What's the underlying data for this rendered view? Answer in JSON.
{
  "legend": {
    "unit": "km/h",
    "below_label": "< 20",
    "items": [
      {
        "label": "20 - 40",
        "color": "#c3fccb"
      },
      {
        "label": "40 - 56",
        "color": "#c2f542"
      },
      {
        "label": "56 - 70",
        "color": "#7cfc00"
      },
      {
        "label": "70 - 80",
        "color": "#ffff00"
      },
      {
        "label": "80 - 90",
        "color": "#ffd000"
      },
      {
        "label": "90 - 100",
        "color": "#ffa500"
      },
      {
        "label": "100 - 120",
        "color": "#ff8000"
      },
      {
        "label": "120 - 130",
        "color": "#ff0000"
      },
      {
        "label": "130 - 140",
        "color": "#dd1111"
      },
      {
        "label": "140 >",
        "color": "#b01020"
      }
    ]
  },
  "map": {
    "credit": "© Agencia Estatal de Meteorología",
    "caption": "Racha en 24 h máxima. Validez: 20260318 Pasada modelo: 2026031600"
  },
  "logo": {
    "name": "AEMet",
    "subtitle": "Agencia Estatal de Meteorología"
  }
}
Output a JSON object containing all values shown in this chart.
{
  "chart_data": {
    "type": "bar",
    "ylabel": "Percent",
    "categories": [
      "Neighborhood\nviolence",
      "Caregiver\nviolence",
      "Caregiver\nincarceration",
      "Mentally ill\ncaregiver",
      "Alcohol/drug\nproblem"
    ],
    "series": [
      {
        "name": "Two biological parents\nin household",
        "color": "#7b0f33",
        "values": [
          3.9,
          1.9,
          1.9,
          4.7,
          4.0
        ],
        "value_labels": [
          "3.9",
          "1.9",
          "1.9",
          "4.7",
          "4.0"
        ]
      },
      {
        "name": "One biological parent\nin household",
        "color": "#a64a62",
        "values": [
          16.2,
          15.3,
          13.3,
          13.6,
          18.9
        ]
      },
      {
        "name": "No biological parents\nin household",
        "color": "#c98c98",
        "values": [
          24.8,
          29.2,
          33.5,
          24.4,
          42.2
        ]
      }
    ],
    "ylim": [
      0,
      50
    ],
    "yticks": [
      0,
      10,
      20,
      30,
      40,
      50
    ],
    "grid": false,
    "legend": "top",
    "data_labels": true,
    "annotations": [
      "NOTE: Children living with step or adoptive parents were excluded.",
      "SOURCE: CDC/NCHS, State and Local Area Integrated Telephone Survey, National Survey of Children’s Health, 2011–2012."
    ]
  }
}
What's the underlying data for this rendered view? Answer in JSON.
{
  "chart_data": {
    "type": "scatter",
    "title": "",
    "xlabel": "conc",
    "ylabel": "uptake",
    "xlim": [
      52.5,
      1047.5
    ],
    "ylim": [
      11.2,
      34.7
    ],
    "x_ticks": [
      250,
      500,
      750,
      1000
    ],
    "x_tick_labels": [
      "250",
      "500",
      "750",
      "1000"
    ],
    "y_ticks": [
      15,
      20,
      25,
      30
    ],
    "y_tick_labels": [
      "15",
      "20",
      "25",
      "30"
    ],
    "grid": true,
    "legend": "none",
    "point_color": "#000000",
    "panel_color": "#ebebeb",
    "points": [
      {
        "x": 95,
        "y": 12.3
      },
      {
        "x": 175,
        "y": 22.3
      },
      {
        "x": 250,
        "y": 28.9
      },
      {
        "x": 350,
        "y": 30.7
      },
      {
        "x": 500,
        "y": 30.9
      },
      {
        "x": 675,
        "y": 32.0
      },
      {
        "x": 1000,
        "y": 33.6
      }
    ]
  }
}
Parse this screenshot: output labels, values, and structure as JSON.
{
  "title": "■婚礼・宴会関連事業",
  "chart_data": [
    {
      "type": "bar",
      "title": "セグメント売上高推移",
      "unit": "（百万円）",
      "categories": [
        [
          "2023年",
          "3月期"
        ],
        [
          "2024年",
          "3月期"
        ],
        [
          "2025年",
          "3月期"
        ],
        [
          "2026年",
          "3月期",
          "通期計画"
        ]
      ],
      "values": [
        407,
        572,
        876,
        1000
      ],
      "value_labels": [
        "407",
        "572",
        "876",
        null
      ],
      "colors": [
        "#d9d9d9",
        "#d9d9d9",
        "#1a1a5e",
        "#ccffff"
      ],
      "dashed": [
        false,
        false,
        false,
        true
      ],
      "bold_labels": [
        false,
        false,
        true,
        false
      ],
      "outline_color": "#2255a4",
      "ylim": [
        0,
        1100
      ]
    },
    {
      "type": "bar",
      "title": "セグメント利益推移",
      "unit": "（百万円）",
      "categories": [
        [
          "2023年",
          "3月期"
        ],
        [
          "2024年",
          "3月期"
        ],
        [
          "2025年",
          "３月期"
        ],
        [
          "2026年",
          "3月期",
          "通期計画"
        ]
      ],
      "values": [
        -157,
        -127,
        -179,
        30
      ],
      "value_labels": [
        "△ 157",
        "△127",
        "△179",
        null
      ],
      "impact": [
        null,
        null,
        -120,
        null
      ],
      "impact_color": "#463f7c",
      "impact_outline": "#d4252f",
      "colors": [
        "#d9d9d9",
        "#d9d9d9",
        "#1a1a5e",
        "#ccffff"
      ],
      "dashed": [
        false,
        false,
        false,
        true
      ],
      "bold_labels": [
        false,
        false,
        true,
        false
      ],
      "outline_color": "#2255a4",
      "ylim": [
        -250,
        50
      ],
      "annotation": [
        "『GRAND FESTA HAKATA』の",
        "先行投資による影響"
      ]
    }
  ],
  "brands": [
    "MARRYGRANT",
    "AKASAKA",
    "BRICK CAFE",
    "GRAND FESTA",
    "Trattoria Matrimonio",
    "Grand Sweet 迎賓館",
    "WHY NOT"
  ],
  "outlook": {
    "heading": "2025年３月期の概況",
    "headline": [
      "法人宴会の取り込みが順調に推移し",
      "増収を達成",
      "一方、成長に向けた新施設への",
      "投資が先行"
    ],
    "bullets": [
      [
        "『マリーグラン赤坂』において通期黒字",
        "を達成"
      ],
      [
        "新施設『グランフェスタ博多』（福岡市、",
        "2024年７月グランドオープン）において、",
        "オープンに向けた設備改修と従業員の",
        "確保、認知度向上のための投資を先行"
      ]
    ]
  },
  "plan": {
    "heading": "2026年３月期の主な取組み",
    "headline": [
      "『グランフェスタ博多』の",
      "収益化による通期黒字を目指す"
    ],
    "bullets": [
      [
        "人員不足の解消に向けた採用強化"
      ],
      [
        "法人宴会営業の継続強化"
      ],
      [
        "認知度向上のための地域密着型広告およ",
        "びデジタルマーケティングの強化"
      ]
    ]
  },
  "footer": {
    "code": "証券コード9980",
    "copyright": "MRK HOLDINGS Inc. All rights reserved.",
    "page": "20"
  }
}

· · · · · · ·

▶ **To be done**: Every entry should be printed again exactly as written.

▶ **Correct output**:
What's the underlying data for this rendered view? Answer in JSON.
{
  "legend": {
    "unit": "km/h",
    "below_label": "< 20",
    "items": [
      {
        "label": "20 - 40",
        "color": "#c3fccb"
      },
      {
        "label": "40 - 56",
        "color": "#c2f542"
      },
      {
        "label": "56 - 70",
        "color": "#7cfc00"
      },
      {
        "label": "70 - 80",
        "color": "#ffff00"
      },
      {
        "label": "80 - 90",
        "color": "#ffd000"
      },
      {
        "label": "90 - 100",
        "color": "#ffa500"
      },
      {
        "label": "100 - 120",
        "color": "#ff8000"
      },
      {
        "label": "120 - 130",
        "color": "#ff0000"
      },
      {
        "label": "130 - 140",
        "color": "#dd1111"
      },
      {
        "label": "140 >",
        "color": "#b01020"
      }
    ]
  },
  "map": {
    "credit": "© Agencia Estatal de Meteorología",
    "caption": "Racha en 24 h máxima. Validez: 20260318 Pasada modelo: 2026031600"
  },
  "logo": {
    "name": "AEMet",
    "subtitle": "Agencia Estatal de Meteorología"
  }
}
Output a JSON object containing all values shown in this chart.
{
  "chart_data": {
    "type": "bar",
    "ylabel": "Percent",
    "categories": [
      "Neighborhood\nviolence",
      "Caregiver\nviolence",
      "Caregiver\nincarceration",
      "Mentally ill\ncaregiver",
      "Alcohol/drug\nproblem"
    ],
    "series": [
      {
        "name": "Two biological parents\nin household",
        "color": "#7b0f33",
        "values": [
          3.9,
          1.9,
          1.9,
          4.7,
          4.0
        ],
        "value_labels": [
          "3.9",
          "1.9",
          "1.9",
          "4.7",
          "4.0"
        ]
      },
      {
        "name": "One biological parent\nin household",
        "color": "#a64a62",
        "values": [
          16.2,
          15.3,
          13.3,
          13.6,
          18.9
        ]
      },
      {
        "name": "No biological parents\nin household",
        "color": "#c98c98",
        "values": [
          24.8,
          29.2,
          33.5,
          24.4,
          42.2
        ]
      }
    ],
    "ylim": [
      0,
      50
    ],
    "yticks": [
      0,
      10,
      20,
      30,
      40,
      50
    ],
    "grid": false,
    "legend": "top",
    "data_labels": true,
    "annotations": [
      "NOTE: Children living with step or adoptive parents were excluded.",
      "SOURCE: CDC/NCHS, State and Local Area Integrated Telephone Survey, National Survey of Children’s Health, 2011–2012."
    ]
  }
}
What's the underlying data for this rendered view? Answer in JSON.
{
  "chart_data": {
    "type": "scatter",
    "title": "",
    "xlabel": "conc",
    "ylabel": "uptake",
    "xlim": [
      52.5,
      1047.5
    ],
    "ylim": [
      11.2,
      34.7
    ],
    "x_ticks": [
      250,
      500,
      750,
      1000
    ],
    "x_tick_labels": [
      "250",
      "500",
      "750",
      "1000"
    ],
    "y_ticks": [
      15,
      20,
      25,
      30
    ],
    "y_tick_labels": [
      "15",
      "20",
      "25",
      "30"
    ],
    "grid": true,
    "legend": "none",
    "point_color": "#000000",
    "panel_color": "#ebebeb",
    "points": [
      {
        "x": 95,
        "y": 12.3
      },
      {
        "x": 175,
        "y": 22.3
      },
      {
        "x": 250,
        "y": 28.9
      },
      {
        "x": 350,
        "y": 30.7
      },
      {
        "x": 500,
        "y": 30.9
      },
      {
        "x": 675,
        "y": 32.0
      },
      {
        "x": 1000,
        "y": 33.6
      }
    ]
  }
}
Parse this screenshot: output labels, values, and structure as JSON.
{
  "title": "■婚礼・宴会関連事業",
  "chart_data": [
    {
      "type": "bar",
      "title": "セグメント売上高推移",
      "unit": "（百万円）",
      "categories": [
        [
          "2023年",
          "3月期"
        ],
        [
          "2024年",
          "3月期"
        ],
        [
          "2025年",
          "3月期"
        ],
        [
          "2026年",
          "3月期",
          "通期計画"
        ]
      ],
      "values": [
        407,
        572,
        876,
        1000
      ],
      "value_labels": [
        "407",
        "572",
        "876",
        null
      ],
      "colors": [
        "#d9d9d9",
        "#d9d9d9",
        "#1a1a5e",
        "#ccffff"
      ],
      "dashed": [
        false,
        false,
        false,
        true
      ],
      "bold_labels": [
        false,
        false,
        true,
        false
      ],
      "outline_color": "#2255a4",
      "ylim": [
        0,
        1100
      ]
    },
    {
      "type": "bar",
      "title": "セグメント利益推移",
      "unit": "（百万円）",
      "categories": [
        [
          "2023年",
          "3月期"
        ],
        [
          "2024年",
          "3月期"
        ],
        [
          "2025年",
          "３月期"
        ],
        [
          "2026年",
          "3月期",
          "通期計画"
        ]
      ],
      "values": [
        -157,
        -127,
        -179,
        30
      ],
      "value_labels": [
        "△ 157",
        "△127",
        "△179",
        null
      ],
      "impact": [
        null,
        null,
        -120,
        null
      ],
      "impact_color": "#463f7c",
      "impact_outline": "#d4252f",
      "colors": [
        "#d9d9d9",
        "#d9d9d9",
        "#1a1a5e",
        "#ccffff"
      ],
      "dashed": [
        false,
        false,
        false,
        true
      ],
      "bold_labels": [
        false,
        false,
        true,
        false
      ],
      "outline_color": "#2255a4",
      "ylim": [
        -250,
        50
      ],
      "annotation": [
        "『GRAND FESTA HAKATA』の",
        "先行投資による影響"
      ]
    }
  ],
  "brands": [
    "MARRYGRANT",
    "AKASAKA",
    "BRICK CAFE",
    "GRAND FESTA",
    "Trattoria Matrimonio",
    "Grand Sweet 迎賓館",
    "WHY NOT"
  ],
  "outlook": {
    "heading": "2025年３月期の概況",
    "headline": [
      "法人宴会の取り込みが順調に推移し",
      "増収を達成",
      "一方、成長に向けた新施設への",
      "投資が先行"
    ],
    "bullets": [
      [
        "『マリーグラン赤坂』において通期黒字",
        "を達成"
      ],
      [
        "新施設『グランフェスタ博多』（福岡市、",
        "2024年７月グランドオープン）において、",
        "オープンに向けた設備改修と従業員の",
        "確保、認知度向上のための投資を先行"
      ]
    ]
  },
  "plan": {
    "heading": "2026年３月期の主な取組み",
    "headline": [
      "『グランフェスタ博多』の",
      "収益化による通期黒字を目指す"
    ],
    "bullets": [
      [
        "人員不足の解消に向けた採用強化"
      ],
      [
        "法人宴会営業の継続強化"
      ],
      [
        "認知度向上のための地域密着型広告およ",
        "びデジタルマーケティングの強化"
      ]
    ]
  },
  "footer": {
    "code": "証券コード9980",
    "copyright": "MRK HOLDINGS Inc. All rights reserved.",
    "page": "20"
  }
}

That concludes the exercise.